What needs to be done -> Search the material below for the string "социального" and extract each line that has it.

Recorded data
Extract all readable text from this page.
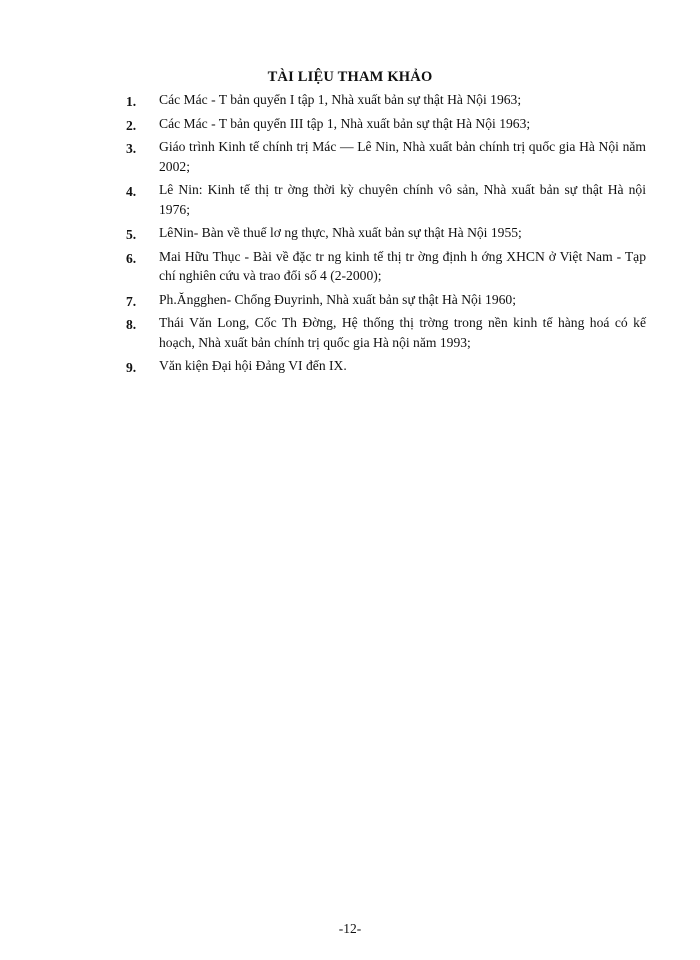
TÀI LIỆU THAM KHẢO
1. Các Mác - T bản quyển I tập 1, Nhà xuất bản sự thật Hà Nội 1963;
2. Các Mác - T bản quyển III tập 1, Nhà xuất bản sự thật Hà Nội 1963;
3. Giáo trình Kinh tế chính trị Mác — Lê Nin, Nhà xuất bản chính trị quốc gia Hà Nội năm 2002;
4. Lê Nin: Kinh tế thị tr ờng thời kỳ chuyên chính vô sản, Nhà xuất bản sự thật Hà nội 1976;
5. LêNin- Bàn về thuế lơ ng thực, Nhà xuất bản sự thật Hà Nội 1955;
6. Mai Hữu Thục - Bài về đặc tr ng kinh tế thị tr ờng định h ớng XHCN ở Việt Nam - Tạp chí nghiên cứu và trao đổi số 4 (2-2000);
7. Ph.Ăngghen- Chống Đuyrinh, Nhà xuất bản sự thật Hà Nội 1960;
8. Thái Văn Long, Cốc Th Đờng, Hệ thống thị trờng trong nền kinh tế hàng hoá có kế hoạch, Nhà xuất bản chính trị quốc gia Hà nội năm 1993;
9. Văn kiện Đại hội Đảng VI đến IX.
-12-
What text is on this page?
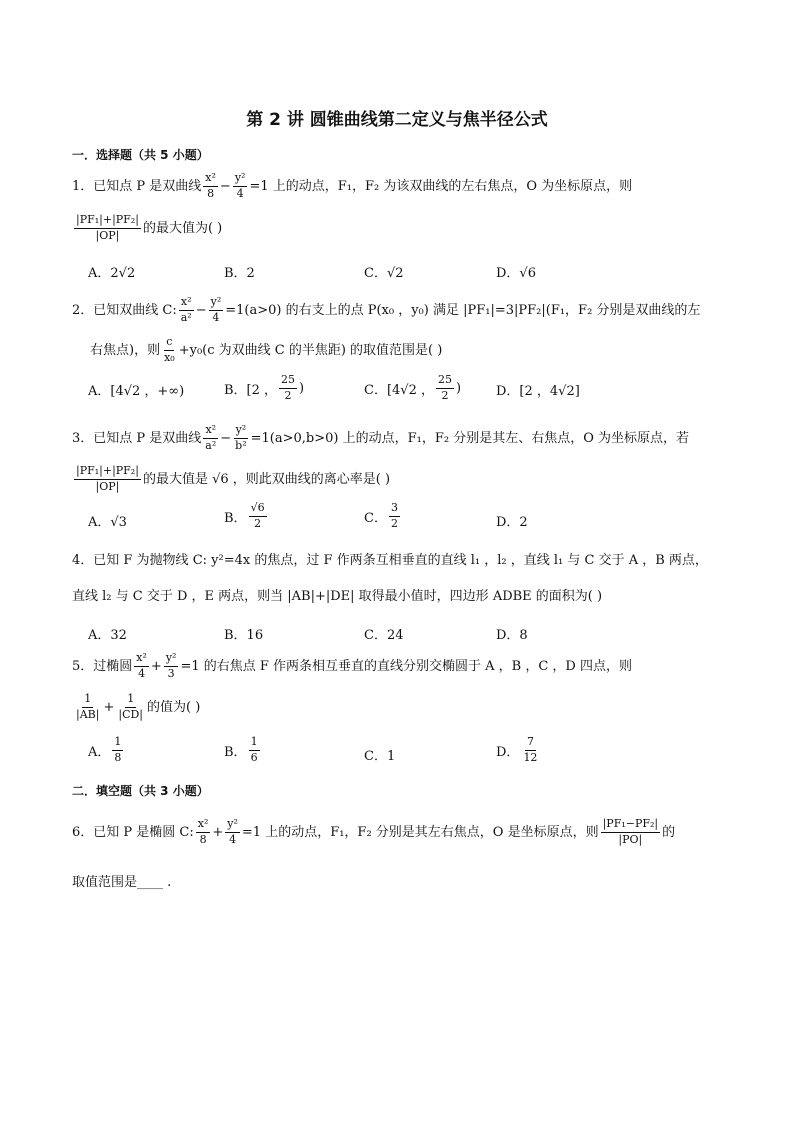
第 2 讲 圆锥曲线第二定义与焦半径公式
一．选择题（共 5 小题）
1．已知点 P 是双曲线 $\frac{\text{x²}}{8} - \frac{\text{y²}}{4} =1$ 上的动点，F₁，F₂ 为该双曲线的左右焦点，O 为坐标原点，则
$\frac{\text{|PF₁|+|PF₂|}}{|OP|}$ 的最大值为( )
A．2√2	B．2	C．√2	D．√6
2．已知双曲线 C: $\frac{\text{x²}}{\text{a²}} - \frac{\text{y²}}{4} =1(a>0)$ 的右支上的点 P(x₀ ，y₀) 满足 |PF₁|=3|PF₂|(F₁，F₂ 分别是双曲线的左
右焦点)，则 $\frac{c}{\text{x₀}} +y_0(c$ 为双曲线 C 的半焦距) 的取值范围是( )
A．[4√2 ，+∞)	B．[2 ， $\frac{25}{2}$ )	C．[4√2 ， $\frac{25}{2}$ )	D．[2 ，4√2]
3．已知点 P 是双曲线 $\frac{\text{x²}}{\text{a²}} - \frac{\text{y²}}{\text{b²}} =1(a>0,b>0)$ 上的动点，F₁，F₂ 分别是其左、右焦点，O 为坐标原点，若
$\frac{\text{|PF₁|+|PF₂|}}{|OP|}$ 的最大值是 √6 ，则此双曲线的离心率是( )
A．√3	B． $\frac{√6}{2}$	C． $\frac{3}{2}$	D．2
4．已知 F 为抛物线 C: y²=4x 的焦点，过 F 作两条互相垂直的直线 l₁ ，l₂ ，直线 l₁ 与 C 交于 A ，B 两点，
直线 l₂ 与 C 交于 D ，E 两点，则当 |AB|+|DE| 取得最小值时，四边形 ADBE 的面积为( )
A．32	B．16	C．24	D．8
5．过椭圆 $\frac{\text{x²}}{4} + \frac{\text{y²}}{3} =1$ 的右焦点 F 作两条相互垂直的直线分别交椭圆于 A ，B ，C ，D 四点，则
$\frac{1}{|AB|} + \frac{1}{|CD|}$ 的值为( )
A． $\frac{1}{8}$	B． $\frac{1}{6}$	C．1	D． $\frac{7}{12}$
二．填空题（共 3 小题）
6．已知 P 是椭圆 C: $\frac{\text{x²}}{8} + \frac{\text{y²}}{4} =1$ 上的动点，F₁，F₂ 分别是其左右焦点，O 是坐标原点，则 $\frac{\text{|PF₁−PF₂|}}{|PO|}$ 的
取值范围是____ .
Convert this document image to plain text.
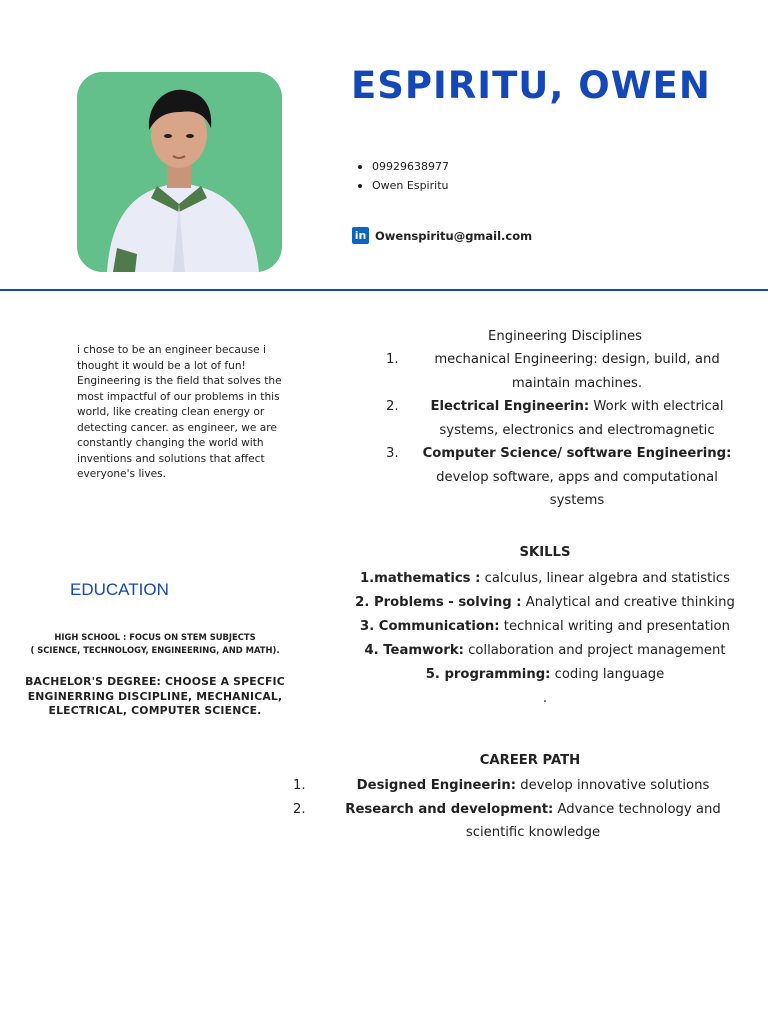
ESPIRITU, OWEN
09929638977
Owen Espiritu
in Owenspiritu@gmail.com
i chose to be an engineer because i thought it would be a lot of fun! Engineering is the field that solves the most impactful of our problems in this world, like creating clean energy or detecting cancer. as engineer, we are constantly changing the world with inventions and solutions that affect everyone's lives.
Engineering Disciplines
1.	mechanical Engineering: design, build, and maintain machines.
2.	Electrical Engineerin: Work with electrical systems, electronics and electromagnetic
3.	Computer Science/ software Engineering: develop software, apps and computational systems
SKILLS
1.mathematics : calculus, linear algebra and statistics
2. Problems - solving : Analytical and creative thinking
3. Communication: technical writing and presentation
4. Teamwork: collaboration and project management
5. programming: coding language
.
EDUCATION
HIGH SCHOOL : FOCUS ON STEM SUBJECTS
( SCIENCE, TECHNOLOGY, ENGINEERING, AND MATH).
BACHELOR'S DEGREE: CHOOSE A SPECFIC ENGINERRING DISCIPLINE, MECHANICAL, ELECTRICAL, COMPUTER SCIENCE.
CAREER PATH
1.	Designed Engineerin: develop innovative solutions
2.	Research and development: Advance technology and scientific knowledge
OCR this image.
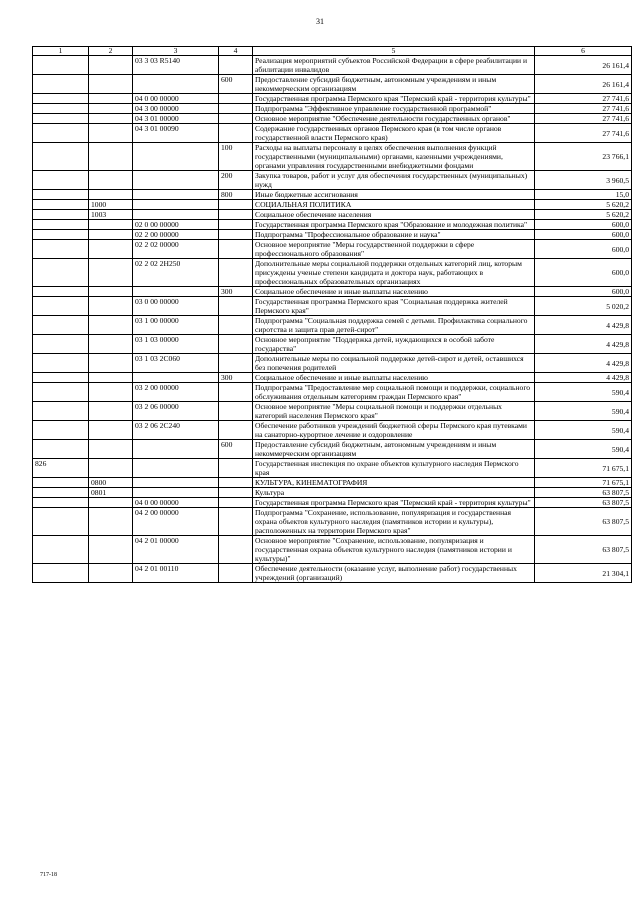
31
1	2	3	4	5	6
		03 3 03 R5140		Реализация мероприятий субъектов Российской Федерации в сфере реабилитации и абилитации инвалидов	26 161,4
			600	Предоставление субсидий бюджетным, автономным учреждениям и иным некоммерческим организациям	26 161,4
		04 0 00 00000		Государственная программа Пермского края "Пермский край - территория культуры"	27 741,6
		04 3 00 00000		Подпрограмма "Эффективное управление государственной программой"	27 741,6
		04 3 01 00000		Основное мероприятие "Обеспечение деятельности государственных органов"	27 741,6
		04 3 01 00090		Содержание государственных органов Пермского края (в том числе органов государственной власти Пермского края)	27 741,6
			100	Расходы на выплаты персоналу в целях обеспечения выполнения функций государственными (муниципальными) органами, казенными учреждениями, органами управления государственными внебюджетными фондами	23 766,1
			200	Закупка товаров, работ и услуг для обеспечения государственных (муниципальных) нужд	3 960,5
			800	Иные бюджетные ассигнования	15,0
	1000			СОЦИАЛЬНАЯ ПОЛИТИКА	5 620,2
	1003			Социальное обеспечение населения	5 620,2
		02 0 00 00000		Государственная программа Пермского края "Образование и молодежная политика"	600,0
		02 2 00 00000		Подпрограмма "Профессиональное образование и наука"	600,0
		02 2 02 00000		Основное мероприятие "Меры государственной поддержки в сфере профессионального образования"	600,0
		02 2 02 2Н250		Дополнительные меры социальной поддержки отдельных категорий лиц, которым присуждены ученые степени кандидата и доктора наук, работающих в профессиональных образовательных организациях	600,0
			300	Социальное обеспечение и иные выплаты населению	600,0
		03 0 00 00000		Государственная программа Пермского края "Социальная поддержка жителей Пермского края"	5 020,2
		03 1 00 00000		Подпрограмма "Социальная поддержка семей с детьми. Профилактика социального сиротства и защита прав детей-сирот"	4 429,8
		03 1 03 00000		Основное мероприятие "Поддержка детей, нуждающихся в особой заботе государства"	4 429,8
		03 1 03 2С060		Дополнительные меры по социальной поддержке детей-сирот и детей, оставшихся без попечения родителей	4 429,8
			300	Социальное обеспечение и иные выплаты населению	4 429,8
		03 2 00 00000		Подпрограмма "Предоставление мер социальной помощи и поддержки, социального обслуживания отдельным категориям граждан Пермского края"	590,4
		03 2 06 00000		Основное мероприятие "Меры социальной помощи и поддержки отдельных категорий населения Пермского края"	590,4
		03 2 06 2С240		Обеспечение работников учреждений бюджетной сферы Пермского края путевками на санаторно-курортное лечение и оздоровление	590,4
			600	Предоставление субсидий бюджетным, автономным учреждениям и иным некоммерческим организациям	590,4
826				Государственная инспекция по охране объектов культурного наследия Пермского края	71 675,1
	0800			КУЛЬТУРА, КИНЕМАТОГРАФИЯ	71 675,1
	0801			Культура	63 807,5
		04 0 00 00000		Государственная программа Пермского края "Пермский край - территория культуры"	63 807,5
		04 2 00 00000		Подпрограмма "Сохранение, использование, популяризация и государственная охрана объектов культурного наследия (памятников истории и культуры), расположенных на территории Пермского края"	63 807,5
		04 2 01 00000		Основное мероприятие "Сохранение, использование, популяризация и государственная охрана объектов культурного наследия (памятников истории и культуры)"	63 807,5
		04 2 01 00110		Обеспечение деятельности (оказание услуг, выполнение работ) государственных учреждений (организаций)	21 304,1
717-18
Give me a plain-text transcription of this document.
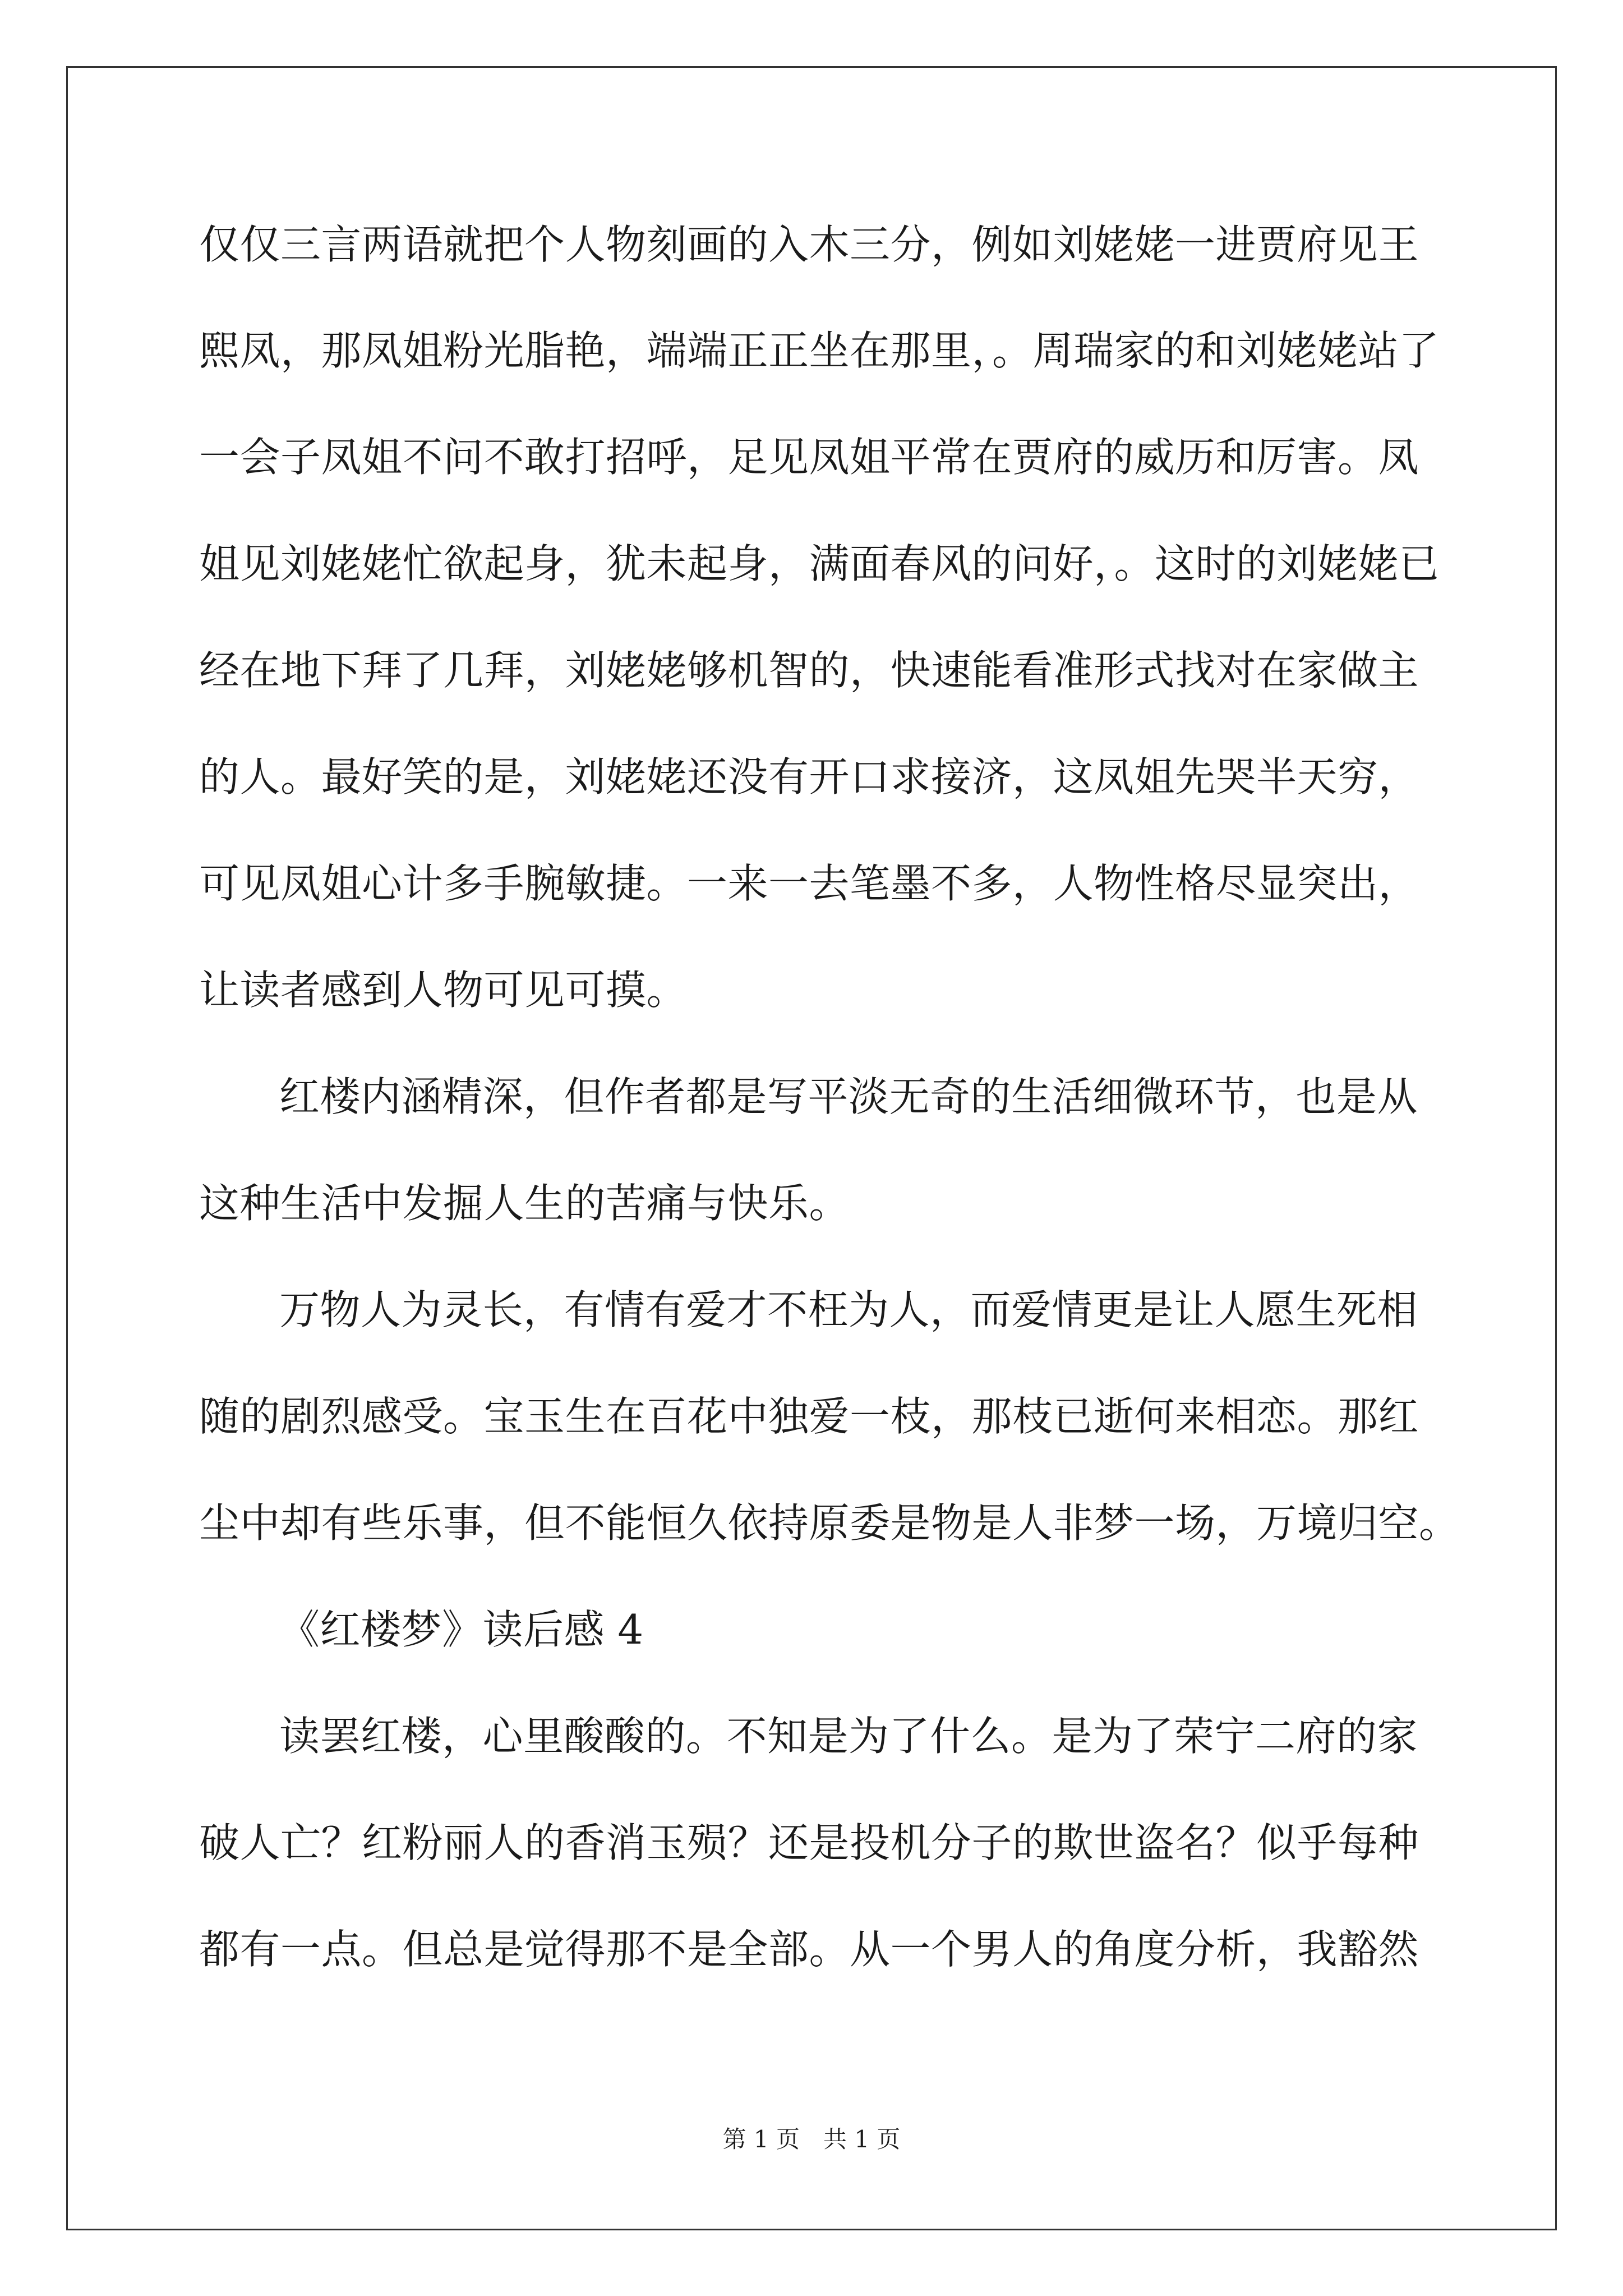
仅仅三言两语就把个人物刻画的入木三分，例如刘姥姥一进贾府见王
熙凤，那凤姐粉光脂艳，端端正正坐在那里，。周瑞家的和刘姥姥站了
一会子凤姐不问不敢打招呼，足见凤姐平常在贾府的威历和厉害。凤
姐见刘姥姥忙欲起身，犹未起身，满面春风的问好，。这时的刘姥姥已
经在地下拜了几拜，刘姥姥够机智的，快速能看准形式找对在家做主
的人。最好笑的是，刘姥姥还没有开口求接济，这凤姐先哭半天穷，
可见凤姐心计多手腕敏捷。一来一去笔墨不多，人物性格尽显突出，
让读者感到人物可见可摸。
红楼内涵精深，但作者都是写平淡无奇的生活细微环节，也是从
这种生活中发掘人生的苦痛与快乐。
万物人为灵长，有情有爱才不枉为人，而爱情更是让人愿生死相
随的剧烈感受。宝玉生在百花中独爱一枝，那枝已逝何来相恋。那红
尘中却有些乐事，但不能恒久依持原委是物是人非梦一场，万境归空。
《红楼梦》读后感 4
读罢红楼，心里酸酸的。不知是为了什么。是为了荣宁二府的家
破人亡？红粉丽人的香消玉殒？还是投机分子的欺世盗名？似乎每种
都有一点。但总是觉得那不是全部。从一个男人的角度分析，我豁然
第 1 页　共 1 页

Completed task ->
		03 1 00 00000		Подпрограмма "Социальная поддержка семей с детьми. Профилактика социального сиротства и защита прав детей-сирот"	4 429,8
		03 2 00 00000		Подпрограмма "Предоставление мер социальной помощи и поддержки, социального обслуживания отдельным категориям граждан Пермского края"	590,4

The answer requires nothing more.